**EXTRACTED MATERIAL**:
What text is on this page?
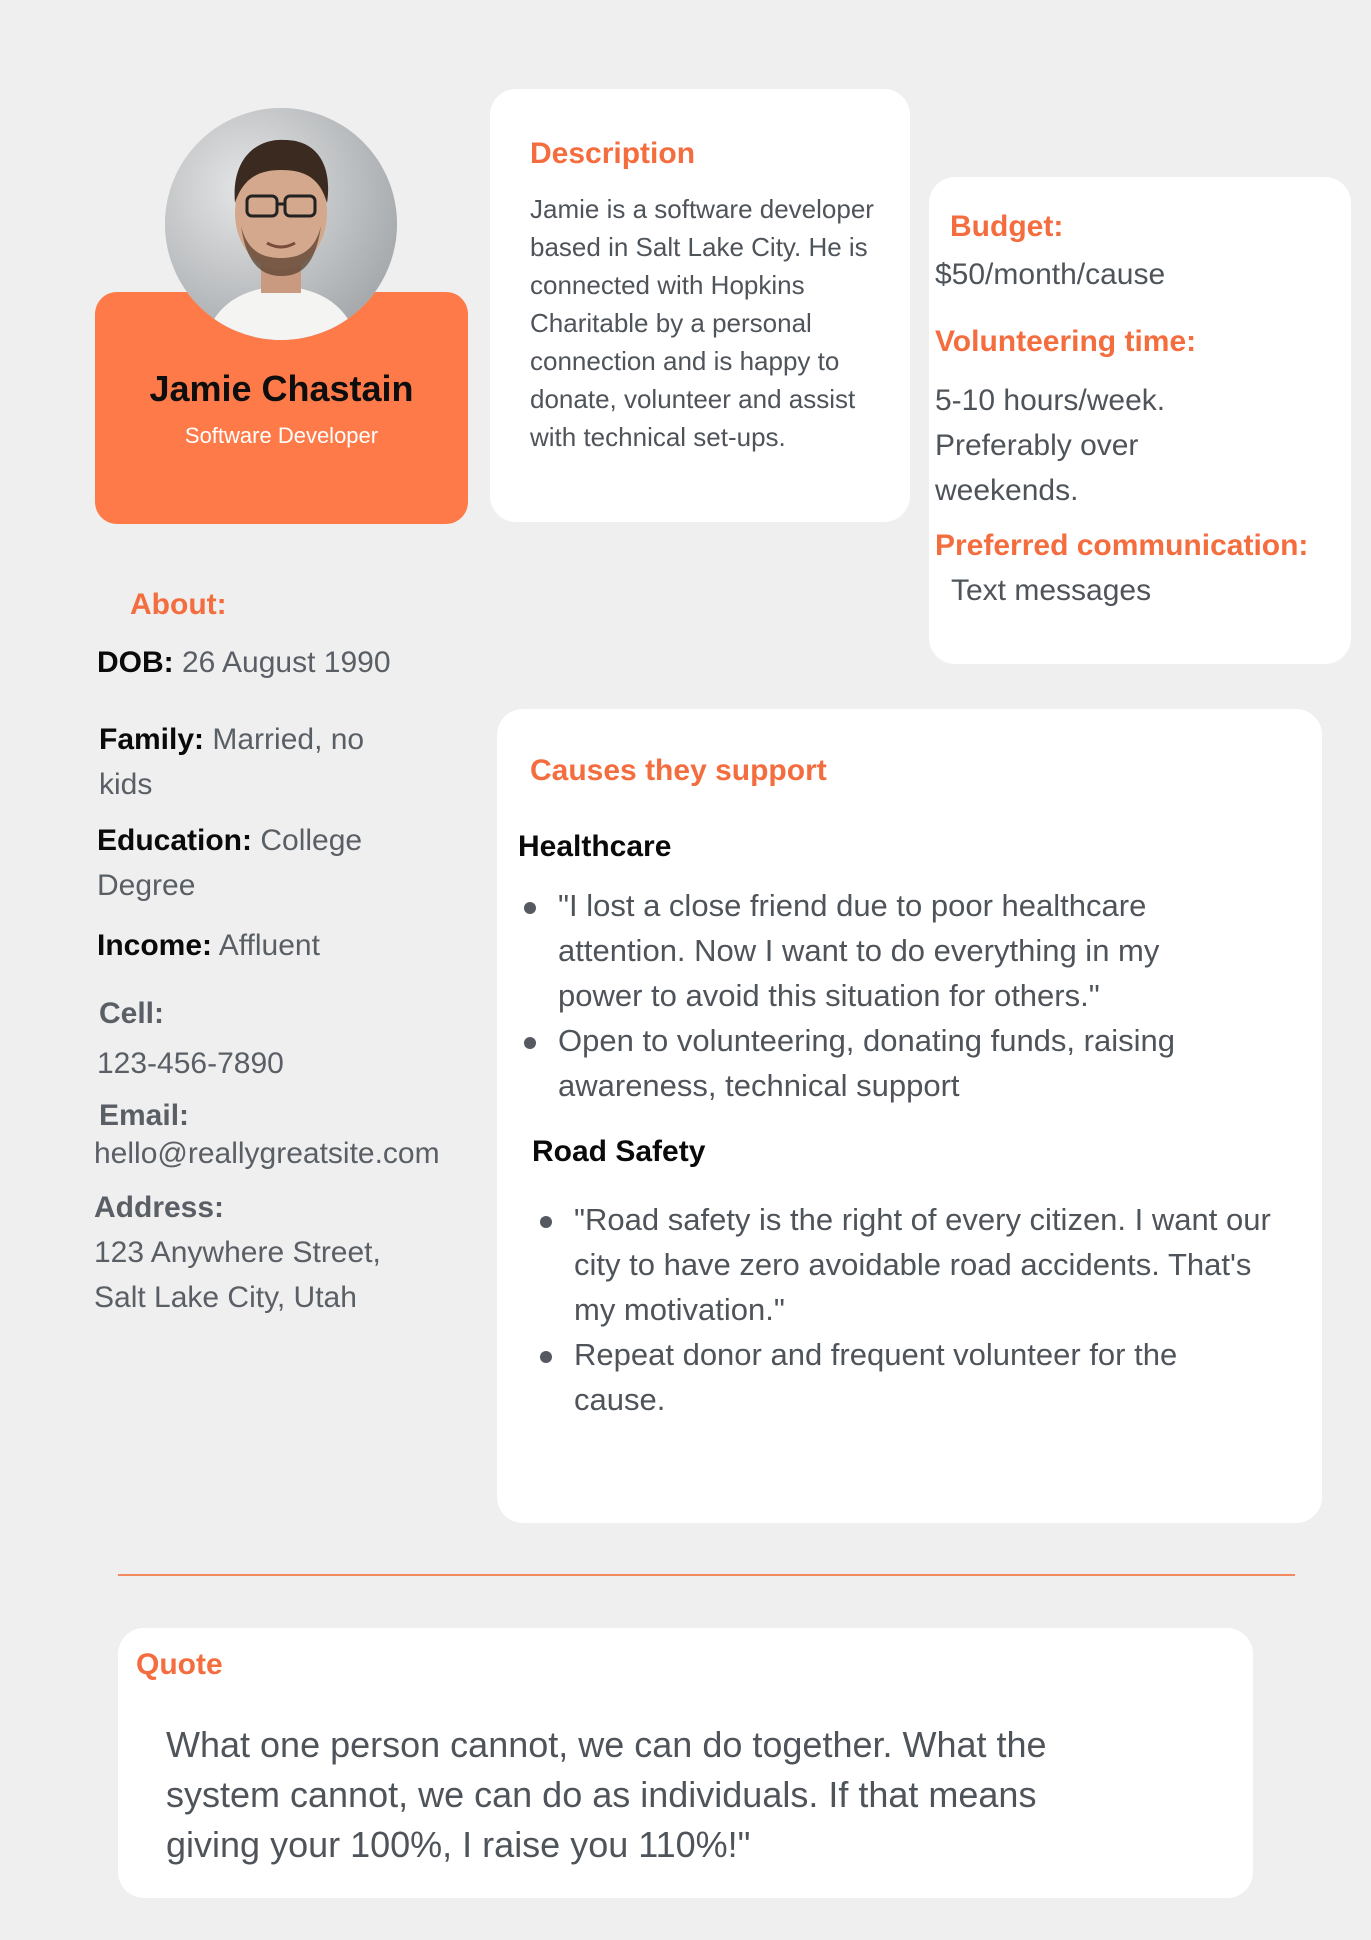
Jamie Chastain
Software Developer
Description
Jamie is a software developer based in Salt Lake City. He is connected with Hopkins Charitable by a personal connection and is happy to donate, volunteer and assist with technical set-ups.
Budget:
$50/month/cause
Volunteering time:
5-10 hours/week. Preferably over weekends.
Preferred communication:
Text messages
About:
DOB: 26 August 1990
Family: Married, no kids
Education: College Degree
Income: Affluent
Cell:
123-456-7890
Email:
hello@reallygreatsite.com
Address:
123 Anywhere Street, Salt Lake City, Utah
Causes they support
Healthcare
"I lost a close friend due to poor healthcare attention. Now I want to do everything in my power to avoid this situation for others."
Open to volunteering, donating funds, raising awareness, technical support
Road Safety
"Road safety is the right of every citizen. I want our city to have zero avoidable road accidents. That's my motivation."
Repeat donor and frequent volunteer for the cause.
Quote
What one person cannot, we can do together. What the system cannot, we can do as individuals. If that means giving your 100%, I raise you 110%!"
* * *
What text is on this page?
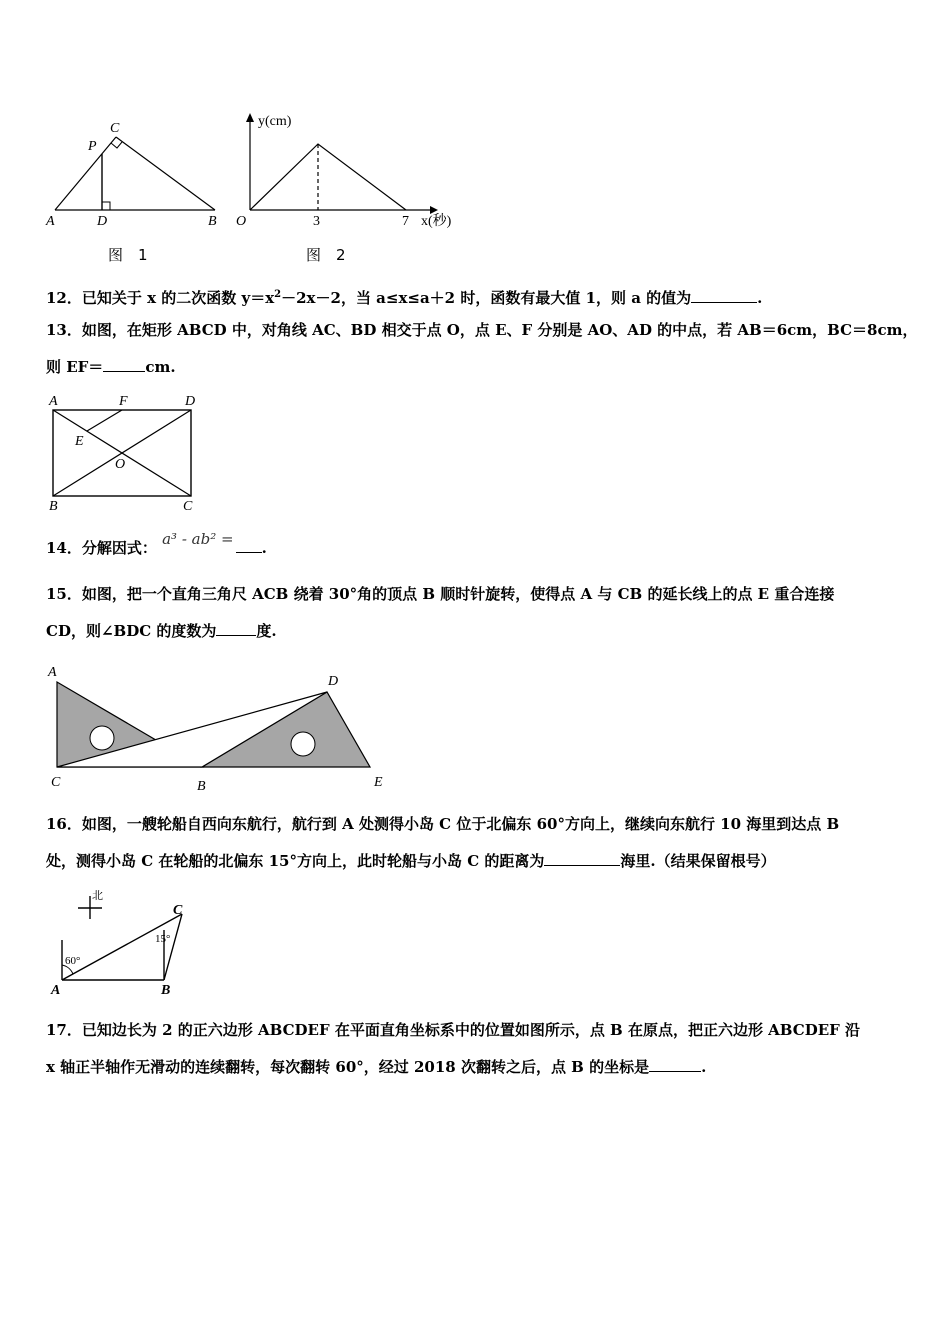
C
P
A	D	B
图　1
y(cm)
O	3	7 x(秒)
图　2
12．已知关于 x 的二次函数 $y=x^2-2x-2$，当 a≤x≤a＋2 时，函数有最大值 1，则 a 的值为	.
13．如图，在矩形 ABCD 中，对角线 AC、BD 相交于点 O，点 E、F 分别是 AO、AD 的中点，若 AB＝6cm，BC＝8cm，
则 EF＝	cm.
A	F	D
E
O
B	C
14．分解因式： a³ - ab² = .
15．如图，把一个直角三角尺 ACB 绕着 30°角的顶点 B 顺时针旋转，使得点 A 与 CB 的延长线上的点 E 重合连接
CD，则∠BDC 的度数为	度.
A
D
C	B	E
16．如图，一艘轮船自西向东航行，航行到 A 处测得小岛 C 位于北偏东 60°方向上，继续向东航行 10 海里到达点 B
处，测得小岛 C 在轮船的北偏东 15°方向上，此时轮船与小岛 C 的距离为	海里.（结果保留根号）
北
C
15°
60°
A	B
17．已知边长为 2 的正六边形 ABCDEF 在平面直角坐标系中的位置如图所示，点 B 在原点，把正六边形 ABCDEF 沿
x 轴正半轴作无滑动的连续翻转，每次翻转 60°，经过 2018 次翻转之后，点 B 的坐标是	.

**WHAT YOU SHOULD DO**: Of the lines in the material, how many hold the word "Salt"? Reply with the number only.

**COMPLETE OUTPUT**: 2